--- start Input rows ---
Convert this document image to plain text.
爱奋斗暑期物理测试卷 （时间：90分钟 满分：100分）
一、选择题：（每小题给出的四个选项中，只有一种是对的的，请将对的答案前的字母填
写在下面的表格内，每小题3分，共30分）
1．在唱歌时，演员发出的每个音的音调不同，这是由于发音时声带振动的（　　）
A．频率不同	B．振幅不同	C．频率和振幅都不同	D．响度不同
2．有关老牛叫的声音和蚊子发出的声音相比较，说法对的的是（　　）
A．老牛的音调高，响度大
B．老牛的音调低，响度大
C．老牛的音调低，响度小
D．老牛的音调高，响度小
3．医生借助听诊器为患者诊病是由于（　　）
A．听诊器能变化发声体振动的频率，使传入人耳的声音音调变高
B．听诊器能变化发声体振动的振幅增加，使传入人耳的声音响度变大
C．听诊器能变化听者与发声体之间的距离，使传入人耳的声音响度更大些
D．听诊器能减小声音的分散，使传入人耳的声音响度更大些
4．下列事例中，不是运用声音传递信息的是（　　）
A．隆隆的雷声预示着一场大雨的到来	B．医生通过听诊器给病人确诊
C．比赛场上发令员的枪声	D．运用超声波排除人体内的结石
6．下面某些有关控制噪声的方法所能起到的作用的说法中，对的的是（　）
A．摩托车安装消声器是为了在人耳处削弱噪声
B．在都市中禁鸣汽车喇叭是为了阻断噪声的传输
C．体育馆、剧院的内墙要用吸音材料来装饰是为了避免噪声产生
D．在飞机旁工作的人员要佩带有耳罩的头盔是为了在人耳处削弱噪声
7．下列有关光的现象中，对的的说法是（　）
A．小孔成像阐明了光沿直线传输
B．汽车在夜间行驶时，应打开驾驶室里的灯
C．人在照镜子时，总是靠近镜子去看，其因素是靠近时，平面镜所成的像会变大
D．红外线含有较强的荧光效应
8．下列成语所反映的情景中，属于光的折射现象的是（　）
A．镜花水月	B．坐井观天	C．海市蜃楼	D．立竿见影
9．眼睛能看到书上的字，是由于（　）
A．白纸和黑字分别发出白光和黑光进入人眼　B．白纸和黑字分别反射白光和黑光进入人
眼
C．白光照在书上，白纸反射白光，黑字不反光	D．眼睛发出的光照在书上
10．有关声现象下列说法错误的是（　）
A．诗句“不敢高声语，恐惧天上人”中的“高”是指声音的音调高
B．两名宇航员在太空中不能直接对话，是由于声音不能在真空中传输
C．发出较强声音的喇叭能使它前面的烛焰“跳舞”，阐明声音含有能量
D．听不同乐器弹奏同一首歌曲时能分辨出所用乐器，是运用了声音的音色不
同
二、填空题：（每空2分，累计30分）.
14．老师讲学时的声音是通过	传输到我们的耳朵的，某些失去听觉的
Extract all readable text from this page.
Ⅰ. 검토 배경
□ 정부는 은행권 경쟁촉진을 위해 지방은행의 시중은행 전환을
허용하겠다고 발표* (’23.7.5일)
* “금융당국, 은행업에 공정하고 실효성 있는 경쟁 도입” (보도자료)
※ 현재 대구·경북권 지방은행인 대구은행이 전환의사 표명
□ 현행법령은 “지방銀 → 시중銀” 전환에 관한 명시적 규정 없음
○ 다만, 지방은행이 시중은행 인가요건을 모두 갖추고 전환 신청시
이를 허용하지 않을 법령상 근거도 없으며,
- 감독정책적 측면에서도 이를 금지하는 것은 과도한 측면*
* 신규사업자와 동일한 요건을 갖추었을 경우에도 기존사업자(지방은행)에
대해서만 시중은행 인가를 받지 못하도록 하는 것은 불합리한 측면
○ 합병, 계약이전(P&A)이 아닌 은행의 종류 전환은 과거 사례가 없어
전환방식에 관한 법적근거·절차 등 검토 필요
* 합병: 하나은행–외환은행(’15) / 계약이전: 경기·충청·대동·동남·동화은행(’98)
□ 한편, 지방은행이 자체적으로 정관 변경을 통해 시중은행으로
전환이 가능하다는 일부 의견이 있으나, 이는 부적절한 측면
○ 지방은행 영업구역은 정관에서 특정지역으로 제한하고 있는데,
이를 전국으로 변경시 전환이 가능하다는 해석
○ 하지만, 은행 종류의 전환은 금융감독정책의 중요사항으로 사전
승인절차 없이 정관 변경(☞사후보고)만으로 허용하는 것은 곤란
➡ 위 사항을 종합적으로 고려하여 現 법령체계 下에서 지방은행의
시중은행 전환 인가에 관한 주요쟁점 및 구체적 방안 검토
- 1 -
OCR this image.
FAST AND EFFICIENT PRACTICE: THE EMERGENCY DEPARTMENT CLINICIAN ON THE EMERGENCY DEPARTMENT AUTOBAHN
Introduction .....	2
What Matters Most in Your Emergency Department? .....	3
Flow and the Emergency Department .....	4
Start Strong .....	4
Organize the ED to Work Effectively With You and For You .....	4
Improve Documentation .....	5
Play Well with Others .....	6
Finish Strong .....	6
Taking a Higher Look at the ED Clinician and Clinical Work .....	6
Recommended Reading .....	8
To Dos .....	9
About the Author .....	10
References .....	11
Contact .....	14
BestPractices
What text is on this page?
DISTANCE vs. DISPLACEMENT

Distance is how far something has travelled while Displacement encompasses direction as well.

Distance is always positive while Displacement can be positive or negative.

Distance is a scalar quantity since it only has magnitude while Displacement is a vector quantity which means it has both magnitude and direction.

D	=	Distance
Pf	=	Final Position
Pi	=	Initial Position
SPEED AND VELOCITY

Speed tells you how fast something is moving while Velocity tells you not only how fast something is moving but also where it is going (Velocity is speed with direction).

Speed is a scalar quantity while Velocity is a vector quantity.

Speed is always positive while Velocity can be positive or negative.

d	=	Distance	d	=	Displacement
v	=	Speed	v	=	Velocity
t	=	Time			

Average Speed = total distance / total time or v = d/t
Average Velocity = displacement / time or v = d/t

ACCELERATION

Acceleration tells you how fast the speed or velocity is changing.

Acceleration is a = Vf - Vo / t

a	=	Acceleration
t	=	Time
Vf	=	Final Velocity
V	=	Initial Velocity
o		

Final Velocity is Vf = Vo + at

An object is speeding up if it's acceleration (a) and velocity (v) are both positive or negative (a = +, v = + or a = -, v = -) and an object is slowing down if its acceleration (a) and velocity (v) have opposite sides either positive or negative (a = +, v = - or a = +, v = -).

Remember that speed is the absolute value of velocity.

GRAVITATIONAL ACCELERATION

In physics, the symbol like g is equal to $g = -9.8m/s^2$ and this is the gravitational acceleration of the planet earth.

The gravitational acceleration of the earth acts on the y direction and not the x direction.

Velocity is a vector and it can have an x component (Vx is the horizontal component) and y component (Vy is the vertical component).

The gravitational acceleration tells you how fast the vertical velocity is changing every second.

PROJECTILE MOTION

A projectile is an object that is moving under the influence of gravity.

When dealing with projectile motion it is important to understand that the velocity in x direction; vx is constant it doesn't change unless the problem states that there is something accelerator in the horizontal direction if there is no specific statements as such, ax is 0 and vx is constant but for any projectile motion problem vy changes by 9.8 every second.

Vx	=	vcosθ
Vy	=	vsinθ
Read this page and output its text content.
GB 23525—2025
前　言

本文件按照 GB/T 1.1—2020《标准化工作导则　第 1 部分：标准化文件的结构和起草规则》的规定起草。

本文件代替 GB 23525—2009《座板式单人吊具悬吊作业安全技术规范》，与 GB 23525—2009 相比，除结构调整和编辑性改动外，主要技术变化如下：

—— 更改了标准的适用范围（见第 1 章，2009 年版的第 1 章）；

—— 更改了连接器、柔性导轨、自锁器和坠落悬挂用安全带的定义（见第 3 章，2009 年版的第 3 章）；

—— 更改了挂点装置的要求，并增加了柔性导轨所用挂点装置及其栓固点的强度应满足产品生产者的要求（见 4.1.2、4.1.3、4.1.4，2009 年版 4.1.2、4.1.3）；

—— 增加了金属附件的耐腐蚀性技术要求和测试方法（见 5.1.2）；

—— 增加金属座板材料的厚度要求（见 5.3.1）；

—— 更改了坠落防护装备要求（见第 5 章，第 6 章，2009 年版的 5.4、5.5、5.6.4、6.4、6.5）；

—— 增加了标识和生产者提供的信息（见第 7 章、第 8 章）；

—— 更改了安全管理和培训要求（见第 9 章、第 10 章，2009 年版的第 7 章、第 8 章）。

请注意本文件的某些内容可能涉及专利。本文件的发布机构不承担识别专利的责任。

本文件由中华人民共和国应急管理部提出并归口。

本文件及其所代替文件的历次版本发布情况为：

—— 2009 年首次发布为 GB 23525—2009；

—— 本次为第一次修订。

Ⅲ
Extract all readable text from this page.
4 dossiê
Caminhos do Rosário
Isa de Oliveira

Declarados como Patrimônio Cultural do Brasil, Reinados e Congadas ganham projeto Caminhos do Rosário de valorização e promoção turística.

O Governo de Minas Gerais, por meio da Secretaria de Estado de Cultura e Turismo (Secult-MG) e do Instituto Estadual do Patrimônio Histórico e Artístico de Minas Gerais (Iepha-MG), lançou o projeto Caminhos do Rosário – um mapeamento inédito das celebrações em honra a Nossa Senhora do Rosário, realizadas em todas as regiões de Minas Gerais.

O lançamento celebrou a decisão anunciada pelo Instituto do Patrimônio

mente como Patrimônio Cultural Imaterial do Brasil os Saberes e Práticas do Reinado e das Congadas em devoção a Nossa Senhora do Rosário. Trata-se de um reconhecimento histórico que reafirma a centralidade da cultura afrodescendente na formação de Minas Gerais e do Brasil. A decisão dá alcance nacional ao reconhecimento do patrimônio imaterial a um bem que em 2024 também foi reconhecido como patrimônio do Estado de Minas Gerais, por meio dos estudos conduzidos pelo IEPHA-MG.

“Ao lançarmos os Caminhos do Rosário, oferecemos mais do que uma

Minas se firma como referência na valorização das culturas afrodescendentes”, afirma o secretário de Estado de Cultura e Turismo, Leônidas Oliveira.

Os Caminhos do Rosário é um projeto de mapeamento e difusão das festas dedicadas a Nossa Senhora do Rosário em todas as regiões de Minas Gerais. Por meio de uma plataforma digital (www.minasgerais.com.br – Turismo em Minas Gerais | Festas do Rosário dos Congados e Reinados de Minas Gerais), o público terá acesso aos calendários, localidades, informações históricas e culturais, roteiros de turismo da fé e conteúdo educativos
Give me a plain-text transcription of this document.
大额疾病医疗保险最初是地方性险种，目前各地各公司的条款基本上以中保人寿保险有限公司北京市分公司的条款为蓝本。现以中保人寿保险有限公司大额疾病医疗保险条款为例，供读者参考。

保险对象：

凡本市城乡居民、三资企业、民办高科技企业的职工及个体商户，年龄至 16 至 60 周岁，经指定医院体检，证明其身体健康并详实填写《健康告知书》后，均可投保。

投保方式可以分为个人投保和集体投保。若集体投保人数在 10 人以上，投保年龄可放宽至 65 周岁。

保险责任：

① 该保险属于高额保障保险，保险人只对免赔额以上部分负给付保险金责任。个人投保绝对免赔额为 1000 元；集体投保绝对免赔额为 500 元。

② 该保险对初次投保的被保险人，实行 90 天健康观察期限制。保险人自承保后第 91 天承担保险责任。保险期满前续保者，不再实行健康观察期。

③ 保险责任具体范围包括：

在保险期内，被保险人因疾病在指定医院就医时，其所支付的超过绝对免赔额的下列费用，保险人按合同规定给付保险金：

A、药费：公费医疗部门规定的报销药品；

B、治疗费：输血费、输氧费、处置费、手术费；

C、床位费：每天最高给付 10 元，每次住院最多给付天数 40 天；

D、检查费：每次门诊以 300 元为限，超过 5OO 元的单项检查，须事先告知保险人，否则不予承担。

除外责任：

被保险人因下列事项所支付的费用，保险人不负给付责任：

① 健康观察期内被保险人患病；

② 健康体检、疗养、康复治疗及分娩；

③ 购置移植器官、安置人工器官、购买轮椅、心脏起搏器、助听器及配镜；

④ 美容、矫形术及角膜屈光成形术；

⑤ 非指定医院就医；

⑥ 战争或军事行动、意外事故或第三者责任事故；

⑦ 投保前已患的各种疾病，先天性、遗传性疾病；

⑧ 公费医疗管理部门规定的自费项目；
--- end Input rows ---
**Exercise goal:** Extract, from the material above, each line holding the word "changing".

**The output:**
Acceleration tells you how fast the speed or velocity is changing.
The gravitational acceleration tells you how fast the vertical velocity is changing every second.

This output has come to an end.